» Set exercise A
Looking at the blog post about O, list the positive qualities the writer gives her in the sentence that begins "She is sound as a dollar".
» Set exercise B
Go on with the blog post about O, picking up right after its final sentence.

» Reading text
Thank you all so much for your comments, your encouragement, and your advice about my last post. It is, has been, and probably always will be a tough place to sit sometimes for me. I think O has what it takes to be a successful CDE horse - so long as her brain is functioning. It's especially tough because I never feel like I am in serious danger, and it's not scary when she is having a fit. It's just.... frustrating and annoying. (Although, this might be because I have a kind of extended idea of what constitutes dangerous behavior...) When push comes to shove, while she'll fight me hard to prove a point, if it ever gets to the point where she feels that her own safety is being compromised in an external way, everything stops. When my holdbacks snapped and the cart rolled up into her butt - she stopped dead. It could have been a disaster - she could have panicked or spooked or lost her mind, and a lot of horses do when this happens - but she did the opposite of all of those things, and completely stopped of her own accord. Same with her buck - she could have heard the noise she made and scared herself half to death, but she didn't, she just stopped. Deep within her berserker heart, there is solid sensibility. If she were truly dangerous, or really impossible, it would be very easy to go "screw this I am out of here." I have a lot of things I need to be responsible about - other people, animals, clients, and the like that all rely on me to be there every day - so I'm not keen to get myself into anything truly dangerous. If her behavior ever got to that point, it would be an easy choice. Or if she were physically limited, or horribly untalented, or mean, or any of those other deal breakers - those are easy choices to make. But it's not that simple. She is sound as a dollar (knock on wood), sufficiently talented, extremely sensible in her own right, and adorably sweet to deal with on the ground. She's just... extremely, highly, severely opinionated about certain things, and it makes trying to accomplish my human goals very hard.

» Available data
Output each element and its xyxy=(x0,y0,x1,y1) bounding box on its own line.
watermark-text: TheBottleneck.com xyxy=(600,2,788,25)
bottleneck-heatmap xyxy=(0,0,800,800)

» Right answer A
- Sound as a dollar
- Sufficiently talented
- Extremely sensible in her own right
- Adorably sweet to deal with on the ground

» Right answer B
I pouted and grumped and moaned and groaned about for the past few days, as I felt was warranted. I fed and groomed the beasts, I loved on them for a bit, and then I left them alone while I left the property and let my human emotions consume me for a little while. I worked, and I napped, and I complained for awhile. I watched the marathon and cones from Live Oak on the USEF Network. I felt slightly better seeing just how many of the spicy FEI driving horses were so buzzed that they had a hard time holding still. I felt even better watching some of them be outright stupid too, rearing and kicking - a fair enough number of them. I received a whole lot of messages and comments about my last post offering up advice and encouragement, a lot of people going on about how their horses are just as goofy and weird as mine, or how their trainer has an upper level horse who is just as hot and difficult, and I felt better still, but still waivered around on the cusp of feeling bad. Then I opened the mail, and found a packet from the American Driving Society, which I had just joined a week ago. It was my membership card, along with some other papers, and a sticker and a pin. The little blue and gold pin slid out of the envelope to rest on the counter, and I looked at it. And I thought about how much hard work I've put in over the last eight months turning my nutty little red creature into a driving horse, doing all of the work myself when I started out knowing almost nothing about the sport. How many hours, how much learning, how much money and time and effort I have poured into this, and just how far O - who still really would be considered quite green by driving horse standards - has come.
And I scooped up that little pin, marched off to the closet, and stuck it on my show coat. No, damnit, NO, I said to myself. I am not giving up now. We have come this far. We are not quitting because one stupid bad drive got to me. NO.
I talked it solidly over with O this morning over her breakfast. She looked at me like, "whatever you say lady," and kept on eating. I know it's in my head, but sometimes I feel like when I talk candidly to O, she understands the general feeling behind the words.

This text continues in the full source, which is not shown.